- [DESCRIPTION OF THE TASK]: Set down every record once more, exactly as given.

- [RECORDED INFORMATION]:
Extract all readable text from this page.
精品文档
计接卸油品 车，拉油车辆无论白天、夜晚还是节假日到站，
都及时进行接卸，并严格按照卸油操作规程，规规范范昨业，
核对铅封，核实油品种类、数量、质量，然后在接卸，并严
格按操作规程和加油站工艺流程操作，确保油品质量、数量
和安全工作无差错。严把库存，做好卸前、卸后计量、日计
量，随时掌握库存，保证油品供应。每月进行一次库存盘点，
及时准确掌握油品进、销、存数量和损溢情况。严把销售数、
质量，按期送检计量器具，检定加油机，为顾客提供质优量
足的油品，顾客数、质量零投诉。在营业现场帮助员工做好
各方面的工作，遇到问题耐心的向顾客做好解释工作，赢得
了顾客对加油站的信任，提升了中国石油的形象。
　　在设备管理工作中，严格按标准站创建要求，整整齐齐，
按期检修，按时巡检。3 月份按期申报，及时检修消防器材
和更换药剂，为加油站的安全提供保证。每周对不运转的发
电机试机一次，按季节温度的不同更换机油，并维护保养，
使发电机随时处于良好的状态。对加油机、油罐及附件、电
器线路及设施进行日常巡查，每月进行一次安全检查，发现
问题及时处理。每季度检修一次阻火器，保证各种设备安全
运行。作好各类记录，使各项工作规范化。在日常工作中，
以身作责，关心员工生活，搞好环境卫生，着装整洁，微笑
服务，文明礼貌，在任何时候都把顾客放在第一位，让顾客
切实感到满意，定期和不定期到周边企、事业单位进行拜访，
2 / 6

- [EXPECTED OUTPUT]:
Extract all readable text from this page.
精品文档
计接卸油品 车，拉油车辆无论白天、夜晚还是节假日到站，
都及时进行接卸，并严格按照卸油操作规程，规规范范昨业，
核对铅封，核实油品种类、数量、质量，然后在接卸，并严
格按操作规程和加油站工艺流程操作，确保油品质量、数量
和安全工作无差错。严把库存，做好卸前、卸后计量、日计
量，随时掌握库存，保证油品供应。每月进行一次库存盘点，
及时准确掌握油品进、销、存数量和损溢情况。严把销售数、
质量，按期送检计量器具，检定加油机，为顾客提供质优量
足的油品，顾客数、质量零投诉。在营业现场帮助员工做好
各方面的工作，遇到问题耐心的向顾客做好解释工作，赢得
了顾客对加油站的信任，提升了中国石油的形象。
　　在设备管理工作中，严格按标准站创建要求，整整齐齐，
按期检修，按时巡检。3 月份按期申报，及时检修消防器材
和更换药剂，为加油站的安全提供保证。每周对不运转的发
电机试机一次，按季节温度的不同更换机油，并维护保养，
使发电机随时处于良好的状态。对加油机、油罐及附件、电
器线路及设施进行日常巡查，每月进行一次安全检查，发现
问题及时处理。每季度检修一次阻火器，保证各种设备安全
运行。作好各类记录，使各项工作规范化。在日常工作中，
以身作责，关心员工生活，搞好环境卫生，着装整洁，微笑
服务，文明礼貌，在任何时候都把顾客放在第一位，让顾客
切实感到满意，定期和不定期到周边企、事业单位进行拜访，
2 / 6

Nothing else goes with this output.